-------- Given information --------

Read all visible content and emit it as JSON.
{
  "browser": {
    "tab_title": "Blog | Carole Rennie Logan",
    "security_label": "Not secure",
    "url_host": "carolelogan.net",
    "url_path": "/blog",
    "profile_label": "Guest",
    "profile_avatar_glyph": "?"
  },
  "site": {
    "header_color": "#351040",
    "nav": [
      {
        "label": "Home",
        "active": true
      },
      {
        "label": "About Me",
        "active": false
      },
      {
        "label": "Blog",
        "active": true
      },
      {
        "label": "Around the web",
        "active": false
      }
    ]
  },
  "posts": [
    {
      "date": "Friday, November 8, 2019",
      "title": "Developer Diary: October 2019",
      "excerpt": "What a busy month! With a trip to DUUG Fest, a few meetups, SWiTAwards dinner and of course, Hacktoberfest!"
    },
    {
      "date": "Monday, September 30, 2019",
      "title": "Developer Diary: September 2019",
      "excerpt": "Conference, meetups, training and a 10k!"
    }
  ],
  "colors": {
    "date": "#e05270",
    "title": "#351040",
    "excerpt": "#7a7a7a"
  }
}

--------
-------- Given information --------

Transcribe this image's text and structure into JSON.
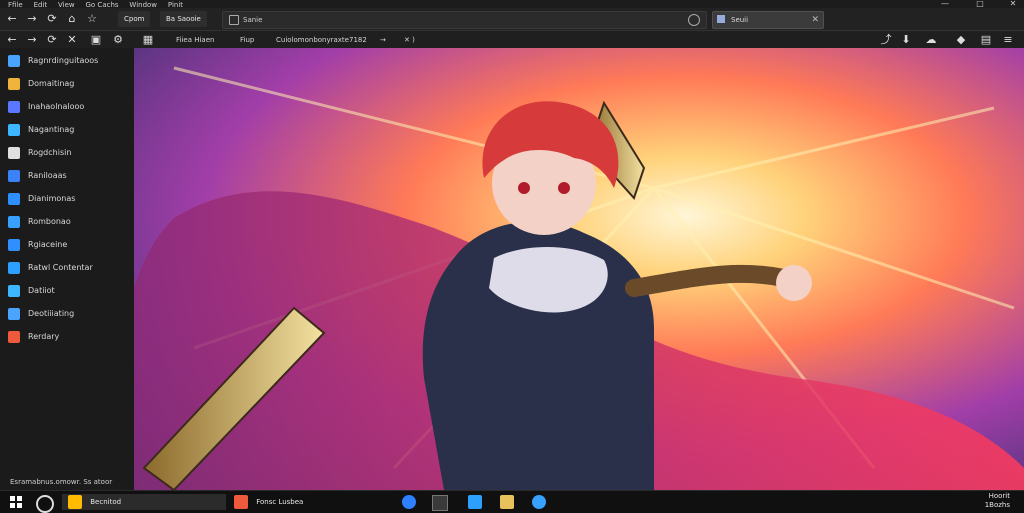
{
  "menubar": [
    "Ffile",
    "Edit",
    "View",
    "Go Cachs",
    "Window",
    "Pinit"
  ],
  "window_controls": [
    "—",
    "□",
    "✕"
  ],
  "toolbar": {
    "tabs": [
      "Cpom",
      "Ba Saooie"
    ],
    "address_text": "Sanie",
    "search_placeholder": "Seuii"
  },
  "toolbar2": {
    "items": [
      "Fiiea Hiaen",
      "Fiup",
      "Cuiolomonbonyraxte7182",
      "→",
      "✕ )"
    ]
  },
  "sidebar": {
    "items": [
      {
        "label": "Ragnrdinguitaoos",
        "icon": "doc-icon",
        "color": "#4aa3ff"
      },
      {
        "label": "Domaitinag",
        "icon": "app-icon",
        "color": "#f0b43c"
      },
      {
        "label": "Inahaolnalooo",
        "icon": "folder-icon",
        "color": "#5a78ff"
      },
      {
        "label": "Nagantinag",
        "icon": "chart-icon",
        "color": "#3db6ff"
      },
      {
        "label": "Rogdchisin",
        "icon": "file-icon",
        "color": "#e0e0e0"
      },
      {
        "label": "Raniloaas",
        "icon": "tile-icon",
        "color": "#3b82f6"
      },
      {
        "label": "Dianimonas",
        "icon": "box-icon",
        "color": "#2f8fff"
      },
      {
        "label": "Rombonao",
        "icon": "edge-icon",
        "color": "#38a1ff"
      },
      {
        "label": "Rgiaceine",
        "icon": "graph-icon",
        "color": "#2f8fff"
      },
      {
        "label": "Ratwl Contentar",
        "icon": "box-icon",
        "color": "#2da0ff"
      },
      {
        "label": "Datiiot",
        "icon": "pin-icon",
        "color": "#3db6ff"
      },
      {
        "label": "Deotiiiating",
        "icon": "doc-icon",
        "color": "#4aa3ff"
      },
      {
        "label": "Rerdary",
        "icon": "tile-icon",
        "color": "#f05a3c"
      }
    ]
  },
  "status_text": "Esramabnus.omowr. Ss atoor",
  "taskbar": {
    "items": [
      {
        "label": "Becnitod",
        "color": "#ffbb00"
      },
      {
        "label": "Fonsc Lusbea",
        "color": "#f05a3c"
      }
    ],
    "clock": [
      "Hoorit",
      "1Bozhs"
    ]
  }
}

--------

Task. Identify and list each line with the word "excerpt".

Written solution.
      "excerpt": "What a busy month! With a trip to DUUG Fest, a few meetups, SWiTAwards dinner and of course, Hacktoberfest!"
      "excerpt": "Conference, meetups, training and a 10k!"
    "excerpt": "#7a7a7a"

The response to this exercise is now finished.